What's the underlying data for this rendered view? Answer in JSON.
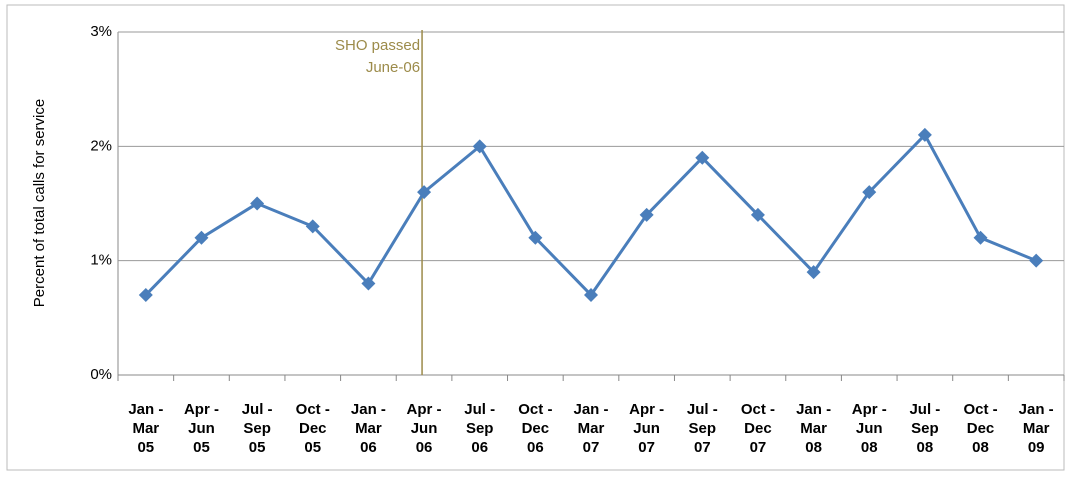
{
  "chart_data": {
    "type": "line",
    "y_label": "Percent of total calls for service",
    "annotation": {
      "lines": [
        "SHO passed",
        "June-06"
      ],
      "color": "#9c8b4a"
    },
    "categories": [
      [
        "Jan -",
        "Mar",
        "05"
      ],
      [
        "Apr -",
        "Jun",
        "05"
      ],
      [
        "Jul -",
        "Sep",
        "05"
      ],
      [
        "Oct -",
        "Dec",
        "05"
      ],
      [
        "Jan -",
        "Mar",
        "06"
      ],
      [
        "Apr -",
        "Jun",
        "06"
      ],
      [
        "Jul -",
        "Sep",
        "06"
      ],
      [
        "Oct -",
        "Dec",
        "06"
      ],
      [
        "Jan -",
        "Mar",
        "07"
      ],
      [
        "Apr -",
        "Jun",
        "07"
      ],
      [
        "Jul -",
        "Sep",
        "07"
      ],
      [
        "Oct -",
        "Dec",
        "07"
      ],
      [
        "Jan -",
        "Mar",
        "08"
      ],
      [
        "Apr -",
        "Jun",
        "08"
      ],
      [
        "Jul -",
        "Sep",
        "08"
      ],
      [
        "Oct -",
        "Dec",
        "08"
      ],
      [
        "Jan -",
        "Mar",
        "09"
      ]
    ],
    "values": [
      0.7,
      1.2,
      1.5,
      1.3,
      0.8,
      1.6,
      2.0,
      1.2,
      0.7,
      1.4,
      1.9,
      1.4,
      0.9,
      1.6,
      2.1,
      1.2,
      1.0
    ],
    "color": "#4a7ebb",
    "ylim": [
      0,
      3
    ],
    "yticks": [
      {
        "value": 0,
        "label": "0%"
      },
      {
        "value": 1,
        "label": "1%"
      },
      {
        "value": 2,
        "label": "2%"
      },
      {
        "value": 3,
        "label": "3%"
      }
    ],
    "grid": true
  }
}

········

Without the pictures, print the whole listing exactly as given.

| Exercise response |
What's the underlying data for this rendered view? Answer in JSON.
{
  "chart_data": {
    "type": "line",
    "y_label": "Percent of total calls for service",
    "annotation": {
      "lines": [
        "SHO passed",
        "June-06"
      ],
      "color": "#9c8b4a"
    },
    "categories": [
      [
        "Jan -",
        "Mar",
        "05"
      ],
      [
        "Apr -",
        "Jun",
        "05"
      ],
      [
        "Jul -",
        "Sep",
        "05"
      ],
      [
        "Oct -",
        "Dec",
        "05"
      ],
      [
        "Jan -",
        "Mar",
        "06"
      ],
      [
        "Apr -",
        "Jun",
        "06"
      ],
      [
        "Jul -",
        "Sep",
        "06"
      ],
      [
        "Oct -",
        "Dec",
        "06"
      ],
      [
        "Jan -",
        "Mar",
        "07"
      ],
      [
        "Apr -",
        "Jun",
        "07"
      ],
      [
        "Jul -",
        "Sep",
        "07"
      ],
      [
        "Oct -",
        "Dec",
        "07"
      ],
      [
        "Jan -",
        "Mar",
        "08"
      ],
      [
        "Apr -",
        "Jun",
        "08"
      ],
      [
        "Jul -",
        "Sep",
        "08"
      ],
      [
        "Oct -",
        "Dec",
        "08"
      ],
      [
        "Jan -",
        "Mar",
        "09"
      ]
    ],
    "values": [
      0.7,
      1.2,
      1.5,
      1.3,
      0.8,
      1.6,
      2.0,
      1.2,
      0.7,
      1.4,
      1.9,
      1.4,
      0.9,
      1.6,
      2.1,
      1.2,
      1.0
    ],
    "color": "#4a7ebb",
    "ylim": [
      0,
      3
    ],
    "yticks": [
      {
        "value": 0,
        "label": "0%"
      },
      {
        "value": 1,
        "label": "1%"
      },
      {
        "value": 2,
        "label": "2%"
      },
      {
        "value": 3,
        "label": "3%"
      }
    ],
    "grid": true
  }
}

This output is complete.